**MATERIAL**:
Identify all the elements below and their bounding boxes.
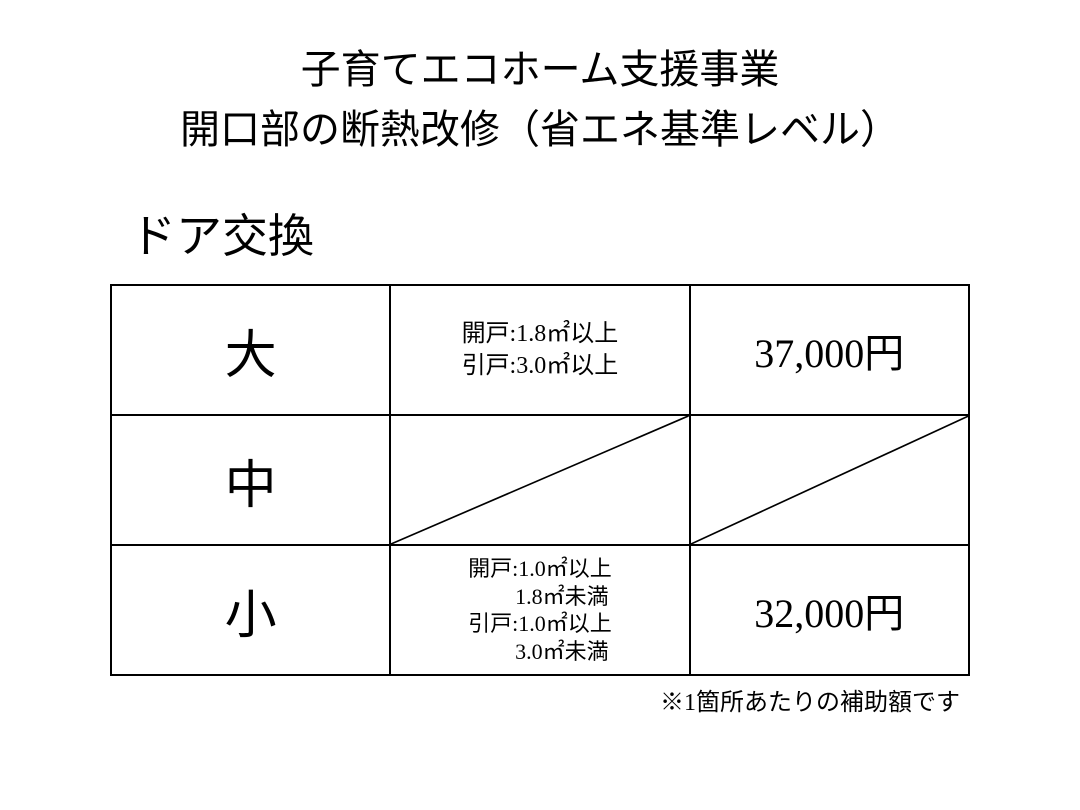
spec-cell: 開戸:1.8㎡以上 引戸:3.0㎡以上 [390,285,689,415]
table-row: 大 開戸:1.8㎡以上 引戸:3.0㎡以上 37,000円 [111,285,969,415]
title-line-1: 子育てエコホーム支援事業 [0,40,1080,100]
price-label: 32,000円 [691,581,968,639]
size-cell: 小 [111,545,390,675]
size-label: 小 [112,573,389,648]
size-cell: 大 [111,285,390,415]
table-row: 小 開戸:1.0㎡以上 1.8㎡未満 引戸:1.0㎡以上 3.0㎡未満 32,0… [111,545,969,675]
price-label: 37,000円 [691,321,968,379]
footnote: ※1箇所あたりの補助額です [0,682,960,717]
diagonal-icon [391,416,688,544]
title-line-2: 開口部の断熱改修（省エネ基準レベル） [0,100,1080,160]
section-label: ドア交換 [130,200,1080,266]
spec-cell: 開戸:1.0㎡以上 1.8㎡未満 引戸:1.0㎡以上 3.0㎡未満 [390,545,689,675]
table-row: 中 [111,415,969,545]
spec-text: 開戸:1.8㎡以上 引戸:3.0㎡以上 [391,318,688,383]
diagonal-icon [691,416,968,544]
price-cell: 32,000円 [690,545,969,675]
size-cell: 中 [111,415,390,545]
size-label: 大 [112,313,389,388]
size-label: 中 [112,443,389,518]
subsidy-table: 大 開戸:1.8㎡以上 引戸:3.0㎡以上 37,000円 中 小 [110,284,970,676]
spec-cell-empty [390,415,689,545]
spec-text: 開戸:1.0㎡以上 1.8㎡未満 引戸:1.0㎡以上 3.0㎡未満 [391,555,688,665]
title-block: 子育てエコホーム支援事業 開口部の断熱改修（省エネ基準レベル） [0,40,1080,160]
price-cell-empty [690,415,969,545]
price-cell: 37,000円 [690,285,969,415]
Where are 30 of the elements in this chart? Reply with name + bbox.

---

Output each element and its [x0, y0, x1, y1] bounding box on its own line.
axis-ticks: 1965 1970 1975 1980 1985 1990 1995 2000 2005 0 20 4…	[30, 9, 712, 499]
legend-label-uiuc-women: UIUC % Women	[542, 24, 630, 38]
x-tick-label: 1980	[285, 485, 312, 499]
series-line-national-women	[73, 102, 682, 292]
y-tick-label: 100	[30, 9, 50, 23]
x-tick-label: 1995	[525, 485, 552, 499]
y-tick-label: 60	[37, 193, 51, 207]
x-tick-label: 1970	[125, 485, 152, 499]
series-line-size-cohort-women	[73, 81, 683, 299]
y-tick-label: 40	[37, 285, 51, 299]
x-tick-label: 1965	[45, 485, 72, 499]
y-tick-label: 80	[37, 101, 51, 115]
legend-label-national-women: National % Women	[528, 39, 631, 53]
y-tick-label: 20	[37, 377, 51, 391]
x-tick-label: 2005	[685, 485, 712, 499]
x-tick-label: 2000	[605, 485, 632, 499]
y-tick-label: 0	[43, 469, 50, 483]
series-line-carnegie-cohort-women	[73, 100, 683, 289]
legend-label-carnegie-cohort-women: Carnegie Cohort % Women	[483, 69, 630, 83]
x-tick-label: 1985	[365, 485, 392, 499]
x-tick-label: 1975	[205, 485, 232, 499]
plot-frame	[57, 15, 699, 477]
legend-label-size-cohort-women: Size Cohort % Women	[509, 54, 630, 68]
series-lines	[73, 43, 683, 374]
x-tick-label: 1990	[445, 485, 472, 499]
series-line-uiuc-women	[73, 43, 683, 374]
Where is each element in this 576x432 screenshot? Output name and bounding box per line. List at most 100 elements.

**WHAT THE TASK ASKS**: Can you reproduce word for word every line from the one containing "spec-cell: 開戸:1.8㎡以上 引戸:3.0㎡以上" down to the one containing "size-cell: 大 [111,285,390,415]", including both of those lines?

**ANSWER TO THE PROBLEM**:
spec-cell: 開戸:1.8㎡以上 引戸:3.0㎡以上 [390,285,689,415]
table-row: 大 開戸:1.8㎡以上 引戸:3.0㎡以上 37,000円 [111,285,969,415]
title-line-1: 子育てエコホーム支援事業 [0,40,1080,100]
price-label: 32,000円 [691,581,968,639]
size-cell: 小 [111,545,390,675]
size-label: 小 [112,573,389,648]
size-cell: 大 [111,285,390,415]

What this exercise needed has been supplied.